# TASK:
Report all lines from the entries below in which "autoria" appears.

# THE RECORDS:
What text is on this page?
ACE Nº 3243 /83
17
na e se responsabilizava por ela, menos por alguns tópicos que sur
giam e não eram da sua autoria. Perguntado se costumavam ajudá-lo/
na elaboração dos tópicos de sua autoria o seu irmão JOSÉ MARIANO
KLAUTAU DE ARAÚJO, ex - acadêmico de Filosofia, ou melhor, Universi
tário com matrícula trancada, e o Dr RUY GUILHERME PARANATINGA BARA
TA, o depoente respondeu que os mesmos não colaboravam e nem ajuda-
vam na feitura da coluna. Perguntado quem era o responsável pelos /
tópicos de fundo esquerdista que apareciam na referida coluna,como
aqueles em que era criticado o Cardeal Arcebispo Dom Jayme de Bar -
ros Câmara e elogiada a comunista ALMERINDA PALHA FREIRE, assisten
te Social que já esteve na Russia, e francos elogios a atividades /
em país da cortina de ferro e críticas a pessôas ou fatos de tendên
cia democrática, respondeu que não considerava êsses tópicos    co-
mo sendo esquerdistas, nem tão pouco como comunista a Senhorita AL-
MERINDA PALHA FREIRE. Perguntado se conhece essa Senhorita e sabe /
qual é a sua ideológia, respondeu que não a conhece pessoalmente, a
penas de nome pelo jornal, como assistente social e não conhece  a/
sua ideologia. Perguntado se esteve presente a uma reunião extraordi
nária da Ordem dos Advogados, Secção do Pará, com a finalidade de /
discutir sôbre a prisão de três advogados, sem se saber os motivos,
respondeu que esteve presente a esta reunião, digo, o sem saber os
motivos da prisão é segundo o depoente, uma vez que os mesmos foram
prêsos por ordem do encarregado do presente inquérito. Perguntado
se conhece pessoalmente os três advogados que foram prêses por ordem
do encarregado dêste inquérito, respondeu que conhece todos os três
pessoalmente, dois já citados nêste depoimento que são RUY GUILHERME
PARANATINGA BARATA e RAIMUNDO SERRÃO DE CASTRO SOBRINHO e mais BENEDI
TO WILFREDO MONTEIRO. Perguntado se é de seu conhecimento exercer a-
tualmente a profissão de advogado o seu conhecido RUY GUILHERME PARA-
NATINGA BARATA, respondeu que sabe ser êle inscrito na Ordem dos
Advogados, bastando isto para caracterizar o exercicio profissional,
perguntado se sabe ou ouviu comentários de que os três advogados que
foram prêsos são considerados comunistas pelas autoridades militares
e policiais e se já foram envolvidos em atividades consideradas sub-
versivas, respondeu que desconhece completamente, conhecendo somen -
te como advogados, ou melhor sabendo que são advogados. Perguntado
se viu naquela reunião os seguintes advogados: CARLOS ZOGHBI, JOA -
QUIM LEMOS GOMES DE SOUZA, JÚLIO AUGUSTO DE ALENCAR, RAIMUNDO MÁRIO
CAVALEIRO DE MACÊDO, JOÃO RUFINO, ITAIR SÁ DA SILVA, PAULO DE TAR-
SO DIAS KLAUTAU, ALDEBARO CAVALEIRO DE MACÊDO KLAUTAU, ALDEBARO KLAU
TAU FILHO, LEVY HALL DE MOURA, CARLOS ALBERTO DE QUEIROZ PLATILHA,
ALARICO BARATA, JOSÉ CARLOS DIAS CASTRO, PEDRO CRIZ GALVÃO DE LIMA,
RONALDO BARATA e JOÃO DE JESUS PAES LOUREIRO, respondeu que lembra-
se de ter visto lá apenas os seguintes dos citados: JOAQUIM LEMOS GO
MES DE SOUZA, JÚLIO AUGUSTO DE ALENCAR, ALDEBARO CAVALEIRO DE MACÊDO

# THE SOLUTION:
giam e não eram da sua autoria. Perguntado se costumavam ajudá-lo/
na elaboração dos tópicos de sua autoria o seu irmão JOSÉ MARIANO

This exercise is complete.